IV.2o.1 CTesis Aislada9a. ÉpocaT.C.C.Civil
COSTAS. LA TEMERIDAD O MALA FE NO LA CONSTITUYE EL SIMPLE HECHO DE ALEGAR EN TORNO A LA EFICACIA DE PRUEBAS.
[TA]; 9a. Época; T.C.C.; S.J.F. y su Gaceta; Tomo I, Abril de 1995; Pág. 137
El hecho de promoverse un juicio, formular peticiones, ofrecerse pruebas o interponer recursos, no es lo que determina la temeridad o mala fe para los efectos del artículo 92 del Código de Procedimientos Civiles vigente en el Estado de Nuevo León, sino que debe examinarse si ese juicio se promovió por quien sostiene una pretensión injusta a sabiendas de que lo es, si las promociones, pruebas o recursos intentados son inconducentes o en éstos se ha faltado a la verdad, con el deliberado propósito de entorpecer o dilatar el procedimiento; es decir, que no debe examinarse el hecho en sí, sino la intención del litigante, para determinar si obró con el propósito de entorpecer o dilatar el procedimiento y la pronta y expedita administración de la justicia. Por ello, el simple hecho de que al formular agravios, el recurrente haya sostenido diversos puntos de vista en relación con la eficacia de la prueba pericial, no es suficiente para establecer la existencia de temeridad o mala fe, porque aunque no le hubiese asistido razón tal evento no revela la intención de entorpecer o dilatar el procedimiento, sino que sólo refleja el punto de vista jurídico del litigante, en relación con cierto tópico.

────────────────────

TAREAS DEL EJERCICIO>
1. Repite el fragmento de la tesis sobre costas que va desde "IV.2o.1 CTesis Aislada9a." hasta "EFICACIA DE PRUEBAS.", ambos incluidos.
2. Según la tesis sobre costas, ¿qué artículo y qué código se mencionan en relación con los efectos de la temeridad o mala fe?
El material que aparece a continuación procede de otra fuente.

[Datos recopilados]
────────────────────

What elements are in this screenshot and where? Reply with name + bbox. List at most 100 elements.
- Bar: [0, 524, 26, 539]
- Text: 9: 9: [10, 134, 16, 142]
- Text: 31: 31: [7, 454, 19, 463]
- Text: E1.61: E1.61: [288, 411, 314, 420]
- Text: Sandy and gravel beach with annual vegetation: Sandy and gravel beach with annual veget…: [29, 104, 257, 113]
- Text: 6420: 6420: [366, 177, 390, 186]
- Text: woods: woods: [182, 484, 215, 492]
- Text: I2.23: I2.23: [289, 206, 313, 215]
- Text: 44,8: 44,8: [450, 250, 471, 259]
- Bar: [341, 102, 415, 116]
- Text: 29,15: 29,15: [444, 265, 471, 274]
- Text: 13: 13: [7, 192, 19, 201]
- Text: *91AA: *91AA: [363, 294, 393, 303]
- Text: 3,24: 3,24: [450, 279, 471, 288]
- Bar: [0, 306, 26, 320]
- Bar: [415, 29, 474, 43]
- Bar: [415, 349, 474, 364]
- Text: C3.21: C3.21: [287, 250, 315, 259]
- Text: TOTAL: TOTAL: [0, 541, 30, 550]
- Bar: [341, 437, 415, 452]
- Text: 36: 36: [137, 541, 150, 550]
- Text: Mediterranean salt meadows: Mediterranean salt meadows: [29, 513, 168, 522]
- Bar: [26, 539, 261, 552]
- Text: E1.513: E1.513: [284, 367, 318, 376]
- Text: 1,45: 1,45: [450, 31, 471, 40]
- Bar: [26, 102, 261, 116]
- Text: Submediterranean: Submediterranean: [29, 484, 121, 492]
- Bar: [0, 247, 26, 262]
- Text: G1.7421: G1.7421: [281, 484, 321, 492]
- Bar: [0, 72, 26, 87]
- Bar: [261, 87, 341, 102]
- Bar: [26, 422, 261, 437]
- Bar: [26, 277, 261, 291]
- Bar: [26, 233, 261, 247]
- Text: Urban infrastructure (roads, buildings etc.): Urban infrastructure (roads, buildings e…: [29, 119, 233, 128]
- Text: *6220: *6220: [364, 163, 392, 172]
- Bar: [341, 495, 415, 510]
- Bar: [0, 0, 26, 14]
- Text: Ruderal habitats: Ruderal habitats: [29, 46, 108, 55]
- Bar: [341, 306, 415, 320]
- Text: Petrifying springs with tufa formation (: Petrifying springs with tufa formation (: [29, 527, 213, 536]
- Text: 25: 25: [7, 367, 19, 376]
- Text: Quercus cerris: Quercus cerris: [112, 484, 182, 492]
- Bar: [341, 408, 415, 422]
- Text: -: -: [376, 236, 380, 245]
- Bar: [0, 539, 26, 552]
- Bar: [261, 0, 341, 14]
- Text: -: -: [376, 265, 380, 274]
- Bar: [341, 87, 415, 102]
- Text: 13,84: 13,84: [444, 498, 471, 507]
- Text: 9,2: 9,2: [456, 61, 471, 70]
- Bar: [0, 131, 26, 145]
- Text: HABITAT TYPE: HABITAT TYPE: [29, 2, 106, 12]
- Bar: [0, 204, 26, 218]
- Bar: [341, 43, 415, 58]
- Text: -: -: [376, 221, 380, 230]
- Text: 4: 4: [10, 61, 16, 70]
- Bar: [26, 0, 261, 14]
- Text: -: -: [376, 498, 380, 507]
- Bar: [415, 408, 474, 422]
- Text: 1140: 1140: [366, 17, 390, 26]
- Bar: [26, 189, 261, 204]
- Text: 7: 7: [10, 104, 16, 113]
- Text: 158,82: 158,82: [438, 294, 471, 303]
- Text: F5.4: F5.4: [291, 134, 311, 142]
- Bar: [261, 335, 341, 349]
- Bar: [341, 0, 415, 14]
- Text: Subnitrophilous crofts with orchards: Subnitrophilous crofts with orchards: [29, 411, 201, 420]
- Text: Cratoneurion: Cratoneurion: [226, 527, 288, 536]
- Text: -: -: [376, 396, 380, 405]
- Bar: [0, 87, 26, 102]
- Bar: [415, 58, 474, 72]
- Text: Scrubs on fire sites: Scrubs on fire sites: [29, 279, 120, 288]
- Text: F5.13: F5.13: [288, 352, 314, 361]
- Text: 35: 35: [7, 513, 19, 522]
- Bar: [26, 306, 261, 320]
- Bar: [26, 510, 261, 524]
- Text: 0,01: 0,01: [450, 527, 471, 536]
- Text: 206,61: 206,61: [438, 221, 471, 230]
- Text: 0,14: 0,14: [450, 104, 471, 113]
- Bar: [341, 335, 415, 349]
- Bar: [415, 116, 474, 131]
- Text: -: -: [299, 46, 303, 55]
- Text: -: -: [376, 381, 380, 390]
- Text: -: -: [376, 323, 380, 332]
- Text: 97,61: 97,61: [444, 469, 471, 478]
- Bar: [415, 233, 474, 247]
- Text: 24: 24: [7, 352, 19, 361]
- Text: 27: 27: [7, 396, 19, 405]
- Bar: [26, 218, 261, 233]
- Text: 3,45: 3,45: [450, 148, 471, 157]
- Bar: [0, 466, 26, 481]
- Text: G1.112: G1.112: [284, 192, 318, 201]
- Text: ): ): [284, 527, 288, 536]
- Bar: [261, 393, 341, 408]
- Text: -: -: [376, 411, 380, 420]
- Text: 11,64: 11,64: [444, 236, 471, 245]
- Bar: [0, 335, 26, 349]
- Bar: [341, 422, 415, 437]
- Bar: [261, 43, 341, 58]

────────────────────

SOLUCIONES DEL EJERCICIO>
1.
IV.2o.1 CTesis Aislada9a. ÉpocaT.C.C.Civil
COSTAS. LA TEMERIDAD O MALA FE NO LA CONSTITUYE EL SIMPLE HECHO DE ALEGAR EN TORNO A LA EFICACIA DE PRUEBAS.

2. Se mencionan el artículo 92 y el Código de Procedimientos Civiles vigente en el Estado de Nuevo León.